* _THE EXERCISE_
Give the material again in full, matching it exactly.

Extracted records
-- BEGIN --

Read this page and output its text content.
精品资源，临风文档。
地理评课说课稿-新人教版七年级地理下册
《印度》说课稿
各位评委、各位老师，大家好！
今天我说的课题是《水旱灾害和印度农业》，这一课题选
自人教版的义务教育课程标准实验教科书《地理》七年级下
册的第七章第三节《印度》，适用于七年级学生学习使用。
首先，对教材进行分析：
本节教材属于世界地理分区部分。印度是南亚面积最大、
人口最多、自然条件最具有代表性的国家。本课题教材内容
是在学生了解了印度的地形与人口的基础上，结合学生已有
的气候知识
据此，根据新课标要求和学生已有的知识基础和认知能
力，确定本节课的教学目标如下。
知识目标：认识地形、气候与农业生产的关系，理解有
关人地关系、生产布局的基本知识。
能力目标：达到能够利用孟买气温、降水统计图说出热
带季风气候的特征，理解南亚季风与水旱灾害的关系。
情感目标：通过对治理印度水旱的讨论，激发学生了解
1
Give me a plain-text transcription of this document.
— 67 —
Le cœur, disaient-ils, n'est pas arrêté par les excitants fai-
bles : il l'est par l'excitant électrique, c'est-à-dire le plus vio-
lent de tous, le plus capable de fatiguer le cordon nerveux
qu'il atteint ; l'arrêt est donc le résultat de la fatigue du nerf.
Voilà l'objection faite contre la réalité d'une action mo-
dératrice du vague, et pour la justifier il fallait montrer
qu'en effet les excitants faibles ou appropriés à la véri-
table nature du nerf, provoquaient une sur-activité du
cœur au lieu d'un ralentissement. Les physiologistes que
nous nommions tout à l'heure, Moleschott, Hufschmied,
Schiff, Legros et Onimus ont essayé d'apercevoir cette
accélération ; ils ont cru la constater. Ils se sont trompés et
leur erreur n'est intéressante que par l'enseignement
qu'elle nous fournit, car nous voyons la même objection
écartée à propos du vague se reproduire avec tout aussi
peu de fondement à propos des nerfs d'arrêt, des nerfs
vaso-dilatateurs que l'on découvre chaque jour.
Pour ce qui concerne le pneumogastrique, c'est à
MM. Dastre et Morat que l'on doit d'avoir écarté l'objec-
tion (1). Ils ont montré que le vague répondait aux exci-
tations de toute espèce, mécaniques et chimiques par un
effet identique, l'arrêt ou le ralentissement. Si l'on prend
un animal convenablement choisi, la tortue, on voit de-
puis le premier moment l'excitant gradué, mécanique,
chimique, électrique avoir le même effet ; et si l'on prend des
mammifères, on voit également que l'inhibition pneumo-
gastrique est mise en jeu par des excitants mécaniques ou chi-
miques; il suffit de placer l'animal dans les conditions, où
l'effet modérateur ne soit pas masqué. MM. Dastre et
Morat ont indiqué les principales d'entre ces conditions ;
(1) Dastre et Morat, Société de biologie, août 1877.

-- END --

* _PROBLEM SOLUTION_
Read this page and output its text content.
精品资源，临风文档。
地理评课说课稿-新人教版七年级地理下册
《印度》说课稿
各位评委、各位老师，大家好！
今天我说的课题是《水旱灾害和印度农业》，这一课题选
自人教版的义务教育课程标准实验教科书《地理》七年级下
册的第七章第三节《印度》，适用于七年级学生学习使用。
首先，对教材进行分析：
本节教材属于世界地理分区部分。印度是南亚面积最大、
人口最多、自然条件最具有代表性的国家。本课题教材内容
是在学生了解了印度的地形与人口的基础上，结合学生已有
的气候知识
据此，根据新课标要求和学生已有的知识基础和认知能
力，确定本节课的教学目标如下。
知识目标：认识地形、气候与农业生产的关系，理解有
关人地关系、生产布局的基本知识。
能力目标：达到能够利用孟买气温、降水统计图说出热
带季风气候的特征，理解南亚季风与水旱灾害的关系。
情感目标：通过对治理印度水旱的讨论，激发学生了解
1
Give me a plain-text transcription of this document.
— 67 —
Le cœur, disaient-ils, n'est pas arrêté par les excitants fai-
bles : il l'est par l'excitant électrique, c'est-à-dire le plus vio-
lent de tous, le plus capable de fatiguer le cordon nerveux
qu'il atteint ; l'arrêt est donc le résultat de la fatigue du nerf.
Voilà l'objection faite contre la réalité d'une action mo-
dératrice du vague, et pour la justifier il fallait montrer
qu'en effet les excitants faibles ou appropriés à la véri-
table nature du nerf, provoquaient une sur-activité du
cœur au lieu d'un ralentissement. Les physiologistes que
nous nommions tout à l'heure, Moleschott, Hufschmied,
Schiff, Legros et Onimus ont essayé d'apercevoir cette
accélération ; ils ont cru la constater. Ils se sont trompés et
leur erreur n'est intéressante que par l'enseignement
qu'elle nous fournit, car nous voyons la même objection
écartée à propos du vague se reproduire avec tout aussi
peu de fondement à propos des nerfs d'arrêt, des nerfs
vaso-dilatateurs que l'on découvre chaque jour.
Pour ce qui concerne le pneumogastrique, c'est à
MM. Dastre et Morat que l'on doit d'avoir écarté l'objec-
tion (1). Ils ont montré que le vague répondait aux exci-
tations de toute espèce, mécaniques et chimiques par un
effet identique, l'arrêt ou le ralentissement. Si l'on prend
un animal convenablement choisi, la tortue, on voit de-
puis le premier moment l'excitant gradué, mécanique,
chimique, électrique avoir le même effet ; et si l'on prend des
mammifères, on voit également que l'inhibition pneumo-
gastrique est mise en jeu par des excitants mécaniques ou chi-
miques; il suffit de placer l'animal dans les conditions, où
l'effet modérateur ne soit pas masqué. MM. Dastre et
Morat ont indiqué les principales d'entre ces conditions ;
(1) Dastre et Morat, Société de biologie, août 1877.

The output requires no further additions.